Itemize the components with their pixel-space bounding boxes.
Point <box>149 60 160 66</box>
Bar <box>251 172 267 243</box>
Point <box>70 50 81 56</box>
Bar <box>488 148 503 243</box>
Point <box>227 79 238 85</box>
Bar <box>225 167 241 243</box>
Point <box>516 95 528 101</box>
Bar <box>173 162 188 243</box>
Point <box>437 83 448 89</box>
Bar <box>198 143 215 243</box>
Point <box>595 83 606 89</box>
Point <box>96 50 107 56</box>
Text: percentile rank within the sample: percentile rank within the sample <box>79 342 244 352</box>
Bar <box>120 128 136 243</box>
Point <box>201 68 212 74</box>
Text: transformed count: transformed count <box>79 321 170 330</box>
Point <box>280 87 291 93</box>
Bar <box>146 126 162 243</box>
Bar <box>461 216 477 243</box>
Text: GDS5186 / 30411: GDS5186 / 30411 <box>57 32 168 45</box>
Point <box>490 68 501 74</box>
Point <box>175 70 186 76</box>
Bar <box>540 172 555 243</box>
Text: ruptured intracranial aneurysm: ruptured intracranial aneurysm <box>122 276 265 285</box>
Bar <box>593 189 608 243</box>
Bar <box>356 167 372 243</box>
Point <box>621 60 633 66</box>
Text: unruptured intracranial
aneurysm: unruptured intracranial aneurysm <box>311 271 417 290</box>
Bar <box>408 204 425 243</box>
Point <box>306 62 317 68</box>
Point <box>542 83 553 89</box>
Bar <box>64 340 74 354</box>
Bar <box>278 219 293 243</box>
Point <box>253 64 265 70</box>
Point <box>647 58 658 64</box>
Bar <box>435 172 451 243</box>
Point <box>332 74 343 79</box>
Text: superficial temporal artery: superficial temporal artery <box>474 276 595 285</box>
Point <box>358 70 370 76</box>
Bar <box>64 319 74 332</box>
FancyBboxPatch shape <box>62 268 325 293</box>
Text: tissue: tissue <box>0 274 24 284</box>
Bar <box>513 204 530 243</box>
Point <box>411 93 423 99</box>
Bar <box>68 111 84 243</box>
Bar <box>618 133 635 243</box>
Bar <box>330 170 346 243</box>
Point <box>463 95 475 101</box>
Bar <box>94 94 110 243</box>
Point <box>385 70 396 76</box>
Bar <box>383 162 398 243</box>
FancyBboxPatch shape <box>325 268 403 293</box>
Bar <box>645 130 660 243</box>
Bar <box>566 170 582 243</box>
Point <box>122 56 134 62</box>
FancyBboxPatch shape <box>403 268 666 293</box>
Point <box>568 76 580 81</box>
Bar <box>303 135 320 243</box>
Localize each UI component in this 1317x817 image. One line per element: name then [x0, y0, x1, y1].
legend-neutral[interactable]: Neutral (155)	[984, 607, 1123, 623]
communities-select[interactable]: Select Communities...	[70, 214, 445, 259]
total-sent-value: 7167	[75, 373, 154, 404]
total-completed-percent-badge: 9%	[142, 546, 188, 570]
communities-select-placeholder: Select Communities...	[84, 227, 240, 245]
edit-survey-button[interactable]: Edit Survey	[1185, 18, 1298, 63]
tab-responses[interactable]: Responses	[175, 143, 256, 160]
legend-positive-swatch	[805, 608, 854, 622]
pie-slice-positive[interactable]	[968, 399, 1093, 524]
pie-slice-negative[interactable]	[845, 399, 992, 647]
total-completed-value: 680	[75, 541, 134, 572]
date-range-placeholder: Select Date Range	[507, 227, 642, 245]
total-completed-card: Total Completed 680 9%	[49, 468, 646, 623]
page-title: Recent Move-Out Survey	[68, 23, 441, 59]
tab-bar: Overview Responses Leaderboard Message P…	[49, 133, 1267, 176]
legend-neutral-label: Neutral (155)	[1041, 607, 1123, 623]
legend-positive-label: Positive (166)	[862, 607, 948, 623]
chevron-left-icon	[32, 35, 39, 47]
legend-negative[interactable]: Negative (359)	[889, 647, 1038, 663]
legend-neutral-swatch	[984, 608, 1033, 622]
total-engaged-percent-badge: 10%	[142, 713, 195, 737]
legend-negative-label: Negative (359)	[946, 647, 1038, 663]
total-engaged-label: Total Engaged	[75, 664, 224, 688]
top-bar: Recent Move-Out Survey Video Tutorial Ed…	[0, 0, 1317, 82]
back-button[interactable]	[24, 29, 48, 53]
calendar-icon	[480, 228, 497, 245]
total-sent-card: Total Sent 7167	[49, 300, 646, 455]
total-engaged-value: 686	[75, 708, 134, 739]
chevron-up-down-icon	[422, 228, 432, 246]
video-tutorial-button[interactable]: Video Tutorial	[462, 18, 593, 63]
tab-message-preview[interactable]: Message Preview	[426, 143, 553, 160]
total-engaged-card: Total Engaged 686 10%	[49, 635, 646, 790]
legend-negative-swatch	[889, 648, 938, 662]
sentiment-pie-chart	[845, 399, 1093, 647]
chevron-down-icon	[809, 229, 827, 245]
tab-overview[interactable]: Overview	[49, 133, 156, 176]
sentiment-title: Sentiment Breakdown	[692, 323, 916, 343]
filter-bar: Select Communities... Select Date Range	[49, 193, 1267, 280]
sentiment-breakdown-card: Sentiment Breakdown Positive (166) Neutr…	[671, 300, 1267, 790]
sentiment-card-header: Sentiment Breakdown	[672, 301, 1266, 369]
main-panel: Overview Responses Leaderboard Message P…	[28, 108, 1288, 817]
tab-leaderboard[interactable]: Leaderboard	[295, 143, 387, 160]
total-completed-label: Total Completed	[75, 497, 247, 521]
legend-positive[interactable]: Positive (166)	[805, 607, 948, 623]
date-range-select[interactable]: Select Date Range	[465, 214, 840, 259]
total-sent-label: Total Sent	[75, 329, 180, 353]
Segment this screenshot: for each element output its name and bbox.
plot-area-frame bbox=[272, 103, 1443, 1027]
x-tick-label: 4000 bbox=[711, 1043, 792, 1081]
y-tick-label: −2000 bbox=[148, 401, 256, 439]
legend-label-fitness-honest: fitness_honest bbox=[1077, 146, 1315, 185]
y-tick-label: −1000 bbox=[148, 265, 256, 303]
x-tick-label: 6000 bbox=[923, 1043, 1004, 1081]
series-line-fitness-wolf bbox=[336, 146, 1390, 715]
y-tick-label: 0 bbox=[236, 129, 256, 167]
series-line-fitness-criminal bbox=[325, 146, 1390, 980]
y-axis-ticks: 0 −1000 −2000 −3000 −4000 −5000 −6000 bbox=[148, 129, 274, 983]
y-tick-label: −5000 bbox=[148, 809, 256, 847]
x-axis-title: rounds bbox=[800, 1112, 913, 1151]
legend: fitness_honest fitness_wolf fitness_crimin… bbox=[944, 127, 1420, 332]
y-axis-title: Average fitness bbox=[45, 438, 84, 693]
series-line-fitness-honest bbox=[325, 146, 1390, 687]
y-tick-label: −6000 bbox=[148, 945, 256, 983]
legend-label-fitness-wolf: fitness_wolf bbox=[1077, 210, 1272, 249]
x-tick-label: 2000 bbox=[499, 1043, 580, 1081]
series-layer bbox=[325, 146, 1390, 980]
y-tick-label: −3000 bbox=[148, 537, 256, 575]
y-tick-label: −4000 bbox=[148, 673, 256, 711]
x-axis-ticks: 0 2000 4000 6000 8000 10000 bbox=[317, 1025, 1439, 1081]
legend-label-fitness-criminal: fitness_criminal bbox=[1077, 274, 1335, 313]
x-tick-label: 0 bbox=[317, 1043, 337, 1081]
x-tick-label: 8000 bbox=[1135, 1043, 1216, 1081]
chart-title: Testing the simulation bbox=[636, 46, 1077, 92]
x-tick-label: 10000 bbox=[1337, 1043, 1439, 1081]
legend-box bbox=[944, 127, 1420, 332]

Short task: Write out the entries above again, switching every "x-tick-label" to "horizontal-tick-label" and leaving everything else unchanged.

Exercise response:
Itemize the components with their pixel-space bounding boxes.
Point <box>149 60 160 66</box>
Bar <box>251 172 267 243</box>
Point <box>70 50 81 56</box>
Bar <box>488 148 503 243</box>
Point <box>227 79 238 85</box>
Bar <box>225 167 241 243</box>
Point <box>516 95 528 101</box>
Bar <box>173 162 188 243</box>
Point <box>437 83 448 89</box>
Bar <box>198 143 215 243</box>
Point <box>595 83 606 89</box>
Point <box>96 50 107 56</box>
Text: percentile rank within the sample: percentile rank within the sample <box>79 342 244 352</box>
Bar <box>120 128 136 243</box>
Point <box>201 68 212 74</box>
Text: transformed count: transformed count <box>79 321 170 330</box>
Point <box>280 87 291 93</box>
Bar <box>146 126 162 243</box>
Bar <box>461 216 477 243</box>
Text: GDS5186 / 30411: GDS5186 / 30411 <box>57 32 168 45</box>
Point <box>490 68 501 74</box>
Point <box>175 70 186 76</box>
Bar <box>540 172 555 243</box>
Text: ruptured intracranial aneurysm: ruptured intracranial aneurysm <box>122 276 265 285</box>
Bar <box>593 189 608 243</box>
Bar <box>356 167 372 243</box>
Point <box>621 60 633 66</box>
Text: unruptured intracranial
aneurysm: unruptured intracranial aneurysm <box>311 271 417 290</box>
Bar <box>408 204 425 243</box>
Point <box>306 62 317 68</box>
Point <box>542 83 553 89</box>
Bar <box>64 340 74 354</box>
Bar <box>278 219 293 243</box>
Point <box>253 64 265 70</box>
Point <box>647 58 658 64</box>
Bar <box>435 172 451 243</box>
Point <box>332 74 343 79</box>
Text: superficial temporal artery: superficial temporal artery <box>474 276 595 285</box>
Point <box>358 70 370 76</box>
Bar <box>64 319 74 332</box>
FancyBboxPatch shape <box>62 268 325 293</box>
Text: tissue: tissue <box>0 274 24 284</box>
Bar <box>513 204 530 243</box>
Point <box>411 93 423 99</box>
Bar <box>68 111 84 243</box>
Bar <box>618 133 635 243</box>
Bar <box>330 170 346 243</box>
Point <box>463 95 475 101</box>
Bar <box>94 94 110 243</box>
Point <box>385 70 396 76</box>
Bar <box>383 162 398 243</box>
FancyBboxPatch shape <box>325 268 403 293</box>
Bar <box>645 130 660 243</box>
Bar <box>566 170 582 243</box>
Point <box>122 56 134 62</box>
FancyBboxPatch shape <box>403 268 666 293</box>
Point <box>568 76 580 81</box>
Bar <box>303 135 320 243</box>
Localize each UI component in this 1317x817 image. One line per element: name then [x0, y0, x1, y1].
legend-neutral[interactable]: Neutral (155)	[984, 607, 1123, 623]
communities-select[interactable]: Select Communities...	[70, 214, 445, 259]
total-sent-value: 7167	[75, 373, 154, 404]
total-completed-percent-badge: 9%	[142, 546, 188, 570]
communities-select-placeholder: Select Communities...	[84, 227, 240, 245]
edit-survey-button[interactable]: Edit Survey	[1185, 18, 1298, 63]
tab-responses[interactable]: Responses	[175, 143, 256, 160]
legend-positive-swatch	[805, 608, 854, 622]
pie-slice-positive[interactable]	[968, 399, 1093, 524]
pie-slice-negative[interactable]	[845, 399, 992, 647]
total-completed-value: 680	[75, 541, 134, 572]
date-range-placeholder: Select Date Range	[507, 227, 642, 245]
total-completed-card: Total Completed 680 9%	[49, 468, 646, 623]
page-title: Recent Move-Out Survey	[68, 23, 441, 59]
tab-bar: Overview Responses Leaderboard Message P…	[49, 133, 1267, 176]
legend-neutral-label: Neutral (155)	[1041, 607, 1123, 623]
legend-positive-label: Positive (166)	[862, 607, 948, 623]
chevron-left-icon	[32, 35, 39, 47]
legend-negative[interactable]: Negative (359)	[889, 647, 1038, 663]
legend-neutral-swatch	[984, 608, 1033, 622]
total-engaged-percent-badge: 10%	[142, 713, 195, 737]
legend-negative-label: Negative (359)	[946, 647, 1038, 663]
total-engaged-label: Total Engaged	[75, 664, 224, 688]
top-bar: Recent Move-Out Survey Video Tutorial Ed…	[0, 0, 1317, 82]
back-button[interactable]	[24, 29, 48, 53]
calendar-icon	[480, 228, 497, 245]
total-sent-card: Total Sent 7167	[49, 300, 646, 455]
total-engaged-value: 686	[75, 708, 134, 739]
chevron-up-down-icon	[422, 228, 432, 246]
video-tutorial-button[interactable]: Video Tutorial	[462, 18, 593, 63]
tab-message-preview[interactable]: Message Preview	[426, 143, 553, 160]
total-engaged-card: Total Engaged 686 10%	[49, 635, 646, 790]
legend-negative-swatch	[889, 648, 938, 662]
sentiment-pie-chart	[845, 399, 1093, 647]
chevron-down-icon	[809, 229, 827, 245]
tab-overview[interactable]: Overview	[49, 133, 156, 176]
sentiment-title: Sentiment Breakdown	[692, 323, 916, 343]
filter-bar: Select Communities... Select Date Range	[49, 193, 1267, 280]
sentiment-breakdown-card: Sentiment Breakdown Positive (166) Neutr…	[671, 300, 1267, 790]
sentiment-card-header: Sentiment Breakdown	[672, 301, 1266, 369]
main-panel: Overview Responses Leaderboard Message P…	[28, 108, 1288, 817]
tab-leaderboard[interactable]: Leaderboard	[295, 143, 387, 160]
total-completed-label: Total Completed	[75, 497, 247, 521]
legend-positive[interactable]: Positive (166)	[805, 607, 948, 623]
date-range-select[interactable]: Select Date Range	[465, 214, 840, 259]
total-sent-label: Total Sent	[75, 329, 180, 353]
Segment this screenshot: for each element output its name and bbox.
plot-area-frame bbox=[272, 103, 1443, 1027]
horizontal-tick-label: 4000 bbox=[711, 1043, 792, 1081]
y-tick-label: −2000 bbox=[148, 401, 256, 439]
legend-label-fitness-honest: fitness_honest bbox=[1077, 146, 1315, 185]
y-tick-label: −1000 bbox=[148, 265, 256, 303]
horizontal-tick-label: 6000 bbox=[923, 1043, 1004, 1081]
series-line-fitness-wolf bbox=[336, 146, 1390, 715]
y-tick-label: 0 bbox=[236, 129, 256, 167]
series-line-fitness-criminal bbox=[325, 146, 1390, 980]
y-axis-ticks: 0 −1000 −2000 −3000 −4000 −5000 −6000 bbox=[148, 129, 274, 983]
y-tick-label: −5000 bbox=[148, 809, 256, 847]
x-axis-title: rounds bbox=[800, 1112, 913, 1151]
legend: fitness_honest fitness_wolf fitness_crimin… bbox=[944, 127, 1420, 332]
y-axis-title: Average fitness bbox=[45, 438, 84, 693]
series-line-fitness-honest bbox=[325, 146, 1390, 687]
y-tick-label: −6000 bbox=[148, 945, 256, 983]
legend-label-fitness-wolf: fitness_wolf bbox=[1077, 210, 1272, 249]
horizontal-tick-label: 2000 bbox=[499, 1043, 580, 1081]
series-layer bbox=[325, 146, 1390, 980]
y-tick-label: −3000 bbox=[148, 537, 256, 575]
y-tick-label: −4000 bbox=[148, 673, 256, 711]
x-axis-ticks: 0 2000 4000 6000 8000 10000 bbox=[317, 1025, 1439, 1081]
legend-label-fitness-criminal: fitness_criminal bbox=[1077, 274, 1335, 313]
horizontal-tick-label: 0 bbox=[317, 1043, 337, 1081]
horizontal-tick-label: 8000 bbox=[1135, 1043, 1216, 1081]
chart-title: Testing the simulation bbox=[636, 46, 1077, 92]
horizontal-tick-label: 10000 bbox=[1337, 1043, 1439, 1081]
legend-box bbox=[944, 127, 1420, 332]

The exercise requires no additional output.